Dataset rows
+++

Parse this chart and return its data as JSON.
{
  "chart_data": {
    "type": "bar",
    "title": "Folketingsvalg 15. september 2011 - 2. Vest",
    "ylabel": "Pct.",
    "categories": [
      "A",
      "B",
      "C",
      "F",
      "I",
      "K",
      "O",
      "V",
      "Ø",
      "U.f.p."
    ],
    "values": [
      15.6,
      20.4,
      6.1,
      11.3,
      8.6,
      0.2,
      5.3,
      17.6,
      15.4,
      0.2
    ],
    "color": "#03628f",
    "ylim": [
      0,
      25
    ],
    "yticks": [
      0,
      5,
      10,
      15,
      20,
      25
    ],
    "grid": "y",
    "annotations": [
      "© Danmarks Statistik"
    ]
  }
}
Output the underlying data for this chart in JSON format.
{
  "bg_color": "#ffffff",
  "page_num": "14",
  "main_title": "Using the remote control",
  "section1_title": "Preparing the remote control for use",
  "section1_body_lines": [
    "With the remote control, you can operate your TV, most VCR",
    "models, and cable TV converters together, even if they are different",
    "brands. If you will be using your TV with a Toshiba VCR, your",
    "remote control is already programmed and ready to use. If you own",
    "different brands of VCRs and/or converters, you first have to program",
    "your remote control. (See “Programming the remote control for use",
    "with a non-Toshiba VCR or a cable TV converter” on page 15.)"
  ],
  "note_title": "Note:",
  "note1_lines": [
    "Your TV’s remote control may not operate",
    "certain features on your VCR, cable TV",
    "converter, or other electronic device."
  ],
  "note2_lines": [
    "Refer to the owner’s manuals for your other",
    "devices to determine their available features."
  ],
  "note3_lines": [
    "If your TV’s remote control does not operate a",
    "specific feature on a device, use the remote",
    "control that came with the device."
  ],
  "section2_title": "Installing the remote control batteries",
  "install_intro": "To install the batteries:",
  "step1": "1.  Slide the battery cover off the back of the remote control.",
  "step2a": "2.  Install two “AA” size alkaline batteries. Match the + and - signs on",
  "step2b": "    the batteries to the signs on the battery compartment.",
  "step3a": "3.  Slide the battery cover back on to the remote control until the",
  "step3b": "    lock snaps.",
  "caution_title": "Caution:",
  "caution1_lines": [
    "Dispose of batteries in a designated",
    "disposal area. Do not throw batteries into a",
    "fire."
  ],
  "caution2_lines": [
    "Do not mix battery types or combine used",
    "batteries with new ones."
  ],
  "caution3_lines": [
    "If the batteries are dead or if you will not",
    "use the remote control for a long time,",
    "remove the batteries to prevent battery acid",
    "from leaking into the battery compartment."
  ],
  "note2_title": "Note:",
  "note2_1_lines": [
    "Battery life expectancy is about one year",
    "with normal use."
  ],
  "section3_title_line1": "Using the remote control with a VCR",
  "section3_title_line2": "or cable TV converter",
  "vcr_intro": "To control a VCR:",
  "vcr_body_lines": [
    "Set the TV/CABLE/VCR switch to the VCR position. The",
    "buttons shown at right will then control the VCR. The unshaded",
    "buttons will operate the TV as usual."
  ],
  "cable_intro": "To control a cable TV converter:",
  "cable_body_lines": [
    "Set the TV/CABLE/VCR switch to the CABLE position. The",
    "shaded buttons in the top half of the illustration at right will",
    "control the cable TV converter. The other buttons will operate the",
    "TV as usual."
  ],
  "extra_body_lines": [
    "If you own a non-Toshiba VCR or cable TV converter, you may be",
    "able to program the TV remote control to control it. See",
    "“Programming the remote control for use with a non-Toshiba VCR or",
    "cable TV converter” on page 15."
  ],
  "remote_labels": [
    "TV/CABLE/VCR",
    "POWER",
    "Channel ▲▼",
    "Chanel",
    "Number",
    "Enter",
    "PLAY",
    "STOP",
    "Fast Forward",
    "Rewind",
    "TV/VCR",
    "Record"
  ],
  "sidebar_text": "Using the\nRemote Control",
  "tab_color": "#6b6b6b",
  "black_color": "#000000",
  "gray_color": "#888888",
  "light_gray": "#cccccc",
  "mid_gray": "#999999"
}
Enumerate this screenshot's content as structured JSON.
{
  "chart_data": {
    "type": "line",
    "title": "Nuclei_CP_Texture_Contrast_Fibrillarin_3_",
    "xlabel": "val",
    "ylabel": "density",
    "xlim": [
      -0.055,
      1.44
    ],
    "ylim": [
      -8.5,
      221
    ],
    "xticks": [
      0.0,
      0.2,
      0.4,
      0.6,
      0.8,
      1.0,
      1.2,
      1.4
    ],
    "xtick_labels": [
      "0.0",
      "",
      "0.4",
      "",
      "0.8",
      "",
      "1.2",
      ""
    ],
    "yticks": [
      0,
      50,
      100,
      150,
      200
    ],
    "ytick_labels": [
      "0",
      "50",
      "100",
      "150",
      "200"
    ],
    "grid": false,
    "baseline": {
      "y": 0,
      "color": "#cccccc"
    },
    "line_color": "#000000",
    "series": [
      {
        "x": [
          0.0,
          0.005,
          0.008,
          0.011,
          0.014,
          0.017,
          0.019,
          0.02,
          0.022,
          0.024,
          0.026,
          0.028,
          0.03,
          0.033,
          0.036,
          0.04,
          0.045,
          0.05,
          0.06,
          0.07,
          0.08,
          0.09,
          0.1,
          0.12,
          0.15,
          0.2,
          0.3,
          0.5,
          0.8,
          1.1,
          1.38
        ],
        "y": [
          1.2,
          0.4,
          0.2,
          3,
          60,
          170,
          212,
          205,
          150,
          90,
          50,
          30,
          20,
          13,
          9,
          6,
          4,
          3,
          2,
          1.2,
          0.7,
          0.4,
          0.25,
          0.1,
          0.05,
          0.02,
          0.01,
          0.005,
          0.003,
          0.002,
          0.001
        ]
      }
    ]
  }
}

+++

Problem to work on:
Every entry above should be retyped exactly as shown.

Solved exercise:
Parse this chart and return its data as JSON.
{
  "chart_data": {
    "type": "bar",
    "title": "Folketingsvalg 15. september 2011 - 2. Vest",
    "ylabel": "Pct.",
    "categories": [
      "A",
      "B",
      "C",
      "F",
      "I",
      "K",
      "O",
      "V",
      "Ø",
      "U.f.p."
    ],
    "values": [
      15.6,
      20.4,
      6.1,
      11.3,
      8.6,
      0.2,
      5.3,
      17.6,
      15.4,
      0.2
    ],
    "color": "#03628f",
    "ylim": [
      0,
      25
    ],
    "yticks": [
      0,
      5,
      10,
      15,
      20,
      25
    ],
    "grid": "y",
    "annotations": [
      "© Danmarks Statistik"
    ]
  }
}
Output the underlying data for this chart in JSON format.
{
  "bg_color": "#ffffff",
  "page_num": "14",
  "main_title": "Using the remote control",
  "section1_title": "Preparing the remote control for use",
  "section1_body_lines": [
    "With the remote control, you can operate your TV, most VCR",
    "models, and cable TV converters together, even if they are different",
    "brands. If you will be using your TV with a Toshiba VCR, your",
    "remote control is already programmed and ready to use. If you own",
    "different brands of VCRs and/or converters, you first have to program",
    "your remote control. (See “Programming the remote control for use",
    "with a non-Toshiba VCR or a cable TV converter” on page 15.)"
  ],
  "note_title": "Note:",
  "note1_lines": [
    "Your TV’s remote control may not operate",
    "certain features on your VCR, cable TV",
    "converter, or other electronic device."
  ],
  "note2_lines": [
    "Refer to the owner’s manuals for your other",
    "devices to determine their available features."
  ],
  "note3_lines": [
    "If your TV’s remote control does not operate a",
    "specific feature on a device, use the remote",
    "control that came with the device."
  ],
  "section2_title": "Installing the remote control batteries",
  "install_intro": "To install the batteries:",
  "step1": "1.  Slide the battery cover off the back of the remote control.",
  "step2a": "2.  Install two “AA” size alkaline batteries. Match the + and - signs on",
  "step2b": "    the batteries to the signs on the battery compartment.",
  "step3a": "3.  Slide the battery cover back on to the remote control until the",
  "step3b": "    lock snaps.",
  "caution_title": "Caution:",
  "caution1_lines": [
    "Dispose of batteries in a designated",
    "disposal area. Do not throw batteries into a",
    "fire."
  ],
  "caution2_lines": [
    "Do not mix battery types or combine used",
    "batteries with new ones."
  ],
  "caution3_lines": [
    "If the batteries are dead or if you will not",
    "use the remote control for a long time,",
    "remove the batteries to prevent battery acid",
    "from leaking into the battery compartment."
  ],
  "note2_title": "Note:",
  "note2_1_lines": [
    "Battery life expectancy is about one year",
    "with normal use."
  ],
  "section3_title_line1": "Using the remote control with a VCR",
  "section3_title_line2": "or cable TV converter",
  "vcr_intro": "To control a VCR:",
  "vcr_body_lines": [
    "Set the TV/CABLE/VCR switch to the VCR position. The",
    "buttons shown at right will then control the VCR. The unshaded",
    "buttons will operate the TV as usual."
  ],
  "cable_intro": "To control a cable TV converter:",
  "cable_body_lines": [
    "Set the TV/CABLE/VCR switch to the CABLE position. The",
    "shaded buttons in the top half of the illustration at right will",
    "control the cable TV converter. The other buttons will operate the",
    "TV as usual."
  ],
  "extra_body_lines": [
    "If you own a non-Toshiba VCR or cable TV converter, you may be",
    "able to program the TV remote control to control it. See",
    "“Programming the remote control for use with a non-Toshiba VCR or",
    "cable TV converter” on page 15."
  ],
  "remote_labels": [
    "TV/CABLE/VCR",
    "POWER",
    "Channel ▲▼",
    "Chanel",
    "Number",
    "Enter",
    "PLAY",
    "STOP",
    "Fast Forward",
    "Rewind",
    "TV/VCR",
    "Record"
  ],
  "sidebar_text": "Using the\nRemote Control",
  "tab_color": "#6b6b6b",
  "black_color": "#000000",
  "gray_color": "#888888",
  "light_gray": "#cccccc",
  "mid_gray": "#999999"
}
Enumerate this screenshot's content as structured JSON.
{
  "chart_data": {
    "type": "line",
    "title": "Nuclei_CP_Texture_Contrast_Fibrillarin_3_",
    "xlabel": "val",
    "ylabel": "density",
    "xlim": [
      -0.055,
      1.44
    ],
    "ylim": [
      -8.5,
      221
    ],
    "xticks": [
      0.0,
      0.2,
      0.4,
      0.6,
      0.8,
      1.0,
      1.2,
      1.4
    ],
    "xtick_labels": [
      "0.0",
      "",
      "0.4",
      "",
      "0.8",
      "",
      "1.2",
      ""
    ],
    "yticks": [
      0,
      50,
      100,
      150,
      200
    ],
    "ytick_labels": [
      "0",
      "50",
      "100",
      "150",
      "200"
    ],
    "grid": false,
    "baseline": {
      "y": 0,
      "color": "#cccccc"
    },
    "line_color": "#000000",
    "series": [
      {
        "x": [
          0.0,
          0.005,
          0.008,
          0.011,
          0.014,
          0.017,
          0.019,
          0.02,
          0.022,
          0.024,
          0.026,
          0.028,
          0.03,
          0.033,
          0.036,
          0.04,
          0.045,
          0.05,
          0.06,
          0.07,
          0.08,
          0.09,
          0.1,
          0.12,
          0.15,
          0.2,
          0.3,
          0.5,
          0.8,
          1.1,
          1.38
        ],
        "y": [
          1.2,
          0.4,
          0.2,
          3,
          60,
          170,
          212,
          205,
          150,
          90,
          50,
          30,
          20,
          13,
          9,
          6,
          4,
          3,
          2,
          1.2,
          0.7,
          0.4,
          0.25,
          0.1,
          0.05,
          0.02,
          0.01,
          0.005,
          0.003,
          0.002,
          0.001
        ]
      }
    ]
  }
}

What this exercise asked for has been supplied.